Extract the full listing below without altering a single character.
— start —
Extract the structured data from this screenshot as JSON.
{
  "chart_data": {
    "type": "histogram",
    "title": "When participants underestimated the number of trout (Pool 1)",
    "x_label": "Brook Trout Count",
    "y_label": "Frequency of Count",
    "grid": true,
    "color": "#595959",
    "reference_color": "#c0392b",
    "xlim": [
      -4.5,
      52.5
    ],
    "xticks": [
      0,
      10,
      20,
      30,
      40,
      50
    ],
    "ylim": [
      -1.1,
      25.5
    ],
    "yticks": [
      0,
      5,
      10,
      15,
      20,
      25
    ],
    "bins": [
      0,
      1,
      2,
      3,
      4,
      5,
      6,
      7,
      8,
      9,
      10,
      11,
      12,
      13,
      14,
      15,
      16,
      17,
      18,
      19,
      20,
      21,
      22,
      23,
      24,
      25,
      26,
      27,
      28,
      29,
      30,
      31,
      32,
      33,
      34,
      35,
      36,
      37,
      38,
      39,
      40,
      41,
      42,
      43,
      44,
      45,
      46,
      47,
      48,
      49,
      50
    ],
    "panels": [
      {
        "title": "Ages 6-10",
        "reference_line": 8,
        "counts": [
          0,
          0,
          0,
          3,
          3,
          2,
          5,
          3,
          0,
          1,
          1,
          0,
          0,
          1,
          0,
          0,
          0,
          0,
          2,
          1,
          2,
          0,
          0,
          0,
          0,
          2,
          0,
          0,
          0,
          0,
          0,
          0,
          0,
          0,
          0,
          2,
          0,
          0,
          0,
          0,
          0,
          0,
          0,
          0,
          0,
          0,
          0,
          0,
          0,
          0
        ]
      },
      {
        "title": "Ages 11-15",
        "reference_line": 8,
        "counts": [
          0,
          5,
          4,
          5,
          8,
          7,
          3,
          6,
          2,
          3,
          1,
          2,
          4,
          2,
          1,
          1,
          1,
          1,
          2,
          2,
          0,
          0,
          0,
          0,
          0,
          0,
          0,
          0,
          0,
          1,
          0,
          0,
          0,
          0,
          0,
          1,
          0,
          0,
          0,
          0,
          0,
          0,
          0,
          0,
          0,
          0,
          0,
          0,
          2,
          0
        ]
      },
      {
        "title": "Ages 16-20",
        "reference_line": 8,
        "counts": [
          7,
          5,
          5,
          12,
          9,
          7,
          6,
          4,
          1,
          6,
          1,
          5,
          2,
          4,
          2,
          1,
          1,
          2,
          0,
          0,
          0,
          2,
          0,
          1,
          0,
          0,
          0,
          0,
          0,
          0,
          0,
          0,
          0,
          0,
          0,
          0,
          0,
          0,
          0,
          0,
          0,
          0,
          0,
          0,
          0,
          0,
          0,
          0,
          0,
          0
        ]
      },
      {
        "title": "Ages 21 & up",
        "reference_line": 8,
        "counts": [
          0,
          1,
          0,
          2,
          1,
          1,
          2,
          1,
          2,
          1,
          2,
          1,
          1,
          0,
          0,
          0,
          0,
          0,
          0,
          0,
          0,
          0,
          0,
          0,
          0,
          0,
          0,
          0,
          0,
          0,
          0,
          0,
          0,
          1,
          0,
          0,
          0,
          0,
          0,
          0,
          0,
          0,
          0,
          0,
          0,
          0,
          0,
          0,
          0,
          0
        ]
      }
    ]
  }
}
— end —
◆ CORRECT RESULT ◆
Extract the structured data from this screenshot as JSON.
{
  "chart_data": {
    "type": "histogram",
    "title": "When participants underestimated the number of trout (Pool 1)",
    "x_label": "Brook Trout Count",
    "y_label": "Frequency of Count",
    "grid": true,
    "color": "#595959",
    "reference_color": "#c0392b",
    "xlim": [
      -4.5,
      52.5
    ],
    "xticks": [
      0,
      10,
      20,
      30,
      40,
      50
    ],
    "ylim": [
      -1.1,
      25.5
    ],
    "yticks": [
      0,
      5,
      10,
      15,
      20,
      25
    ],
    "bins": [
      0,
      1,
      2,
      3,
      4,
      5,
      6,
      7,
      8,
      9,
      10,
      11,
      12,
      13,
      14,
      15,
      16,
      17,
      18,
      19,
      20,
      21,
      22,
      23,
      24,
      25,
      26,
      27,
      28,
      29,
      30,
      31,
      32,
      33,
      34,
      35,
      36,
      37,
      38,
      39,
      40,
      41,
      42,
      43,
      44,
      45,
      46,
      47,
      48,
      49,
      50
    ],
    "panels": [
      {
        "title": "Ages 6-10",
        "reference_line": 8,
        "counts": [
          0,
          0,
          0,
          3,
          3,
          2,
          5,
          3,
          0,
          1,
          1,
          0,
          0,
          1,
          0,
          0,
          0,
          0,
          2,
          1,
          2,
          0,
          0,
          0,
          0,
          2,
          0,
          0,
          0,
          0,
          0,
          0,
          0,
          0,
          0,
          2,
          0,
          0,
          0,
          0,
          0,
          0,
          0,
          0,
          0,
          0,
          0,
          0,
          0,
          0
        ]
      },
      {
        "title": "Ages 11-15",
        "reference_line": 8,
        "counts": [
          0,
          5,
          4,
          5,
          8,
          7,
          3,
          6,
          2,
          3,
          1,
          2,
          4,
          2,
          1,
          1,
          1,
          1,
          2,
          2,
          0,
          0,
          0,
          0,
          0,
          0,
          0,
          0,
          0,
          1,
          0,
          0,
          0,
          0,
          0,
          1,
          0,
          0,
          0,
          0,
          0,
          0,
          0,
          0,
          0,
          0,
          0,
          0,
          2,
          0
        ]
      },
      {
        "title": "Ages 16-20",
        "reference_line": 8,
        "counts": [
          7,
          5,
          5,
          12,
          9,
          7,
          6,
          4,
          1,
          6,
          1,
          5,
          2,
          4,
          2,
          1,
          1,
          2,
          0,
          0,
          0,
          2,
          0,
          1,
          0,
          0,
          0,
          0,
          0,
          0,
          0,
          0,
          0,
          0,
          0,
          0,
          0,
          0,
          0,
          0,
          0,
          0,
          0,
          0,
          0,
          0,
          0,
          0,
          0,
          0
        ]
      },
      {
        "title": "Ages 21 & up",
        "reference_line": 8,
        "counts": [
          0,
          1,
          0,
          2,
          1,
          1,
          2,
          1,
          2,
          1,
          2,
          1,
          1,
          0,
          0,
          0,
          0,
          0,
          0,
          0,
          0,
          0,
          0,
          0,
          0,
          0,
          0,
          0,
          0,
          0,
          0,
          0,
          0,
          1,
          0,
          0,
          0,
          0,
          0,
          0,
          0,
          0,
          0,
          0,
          0,
          0,
          0,
          0,
          0,
          0
        ]
      }
    ]
  }
}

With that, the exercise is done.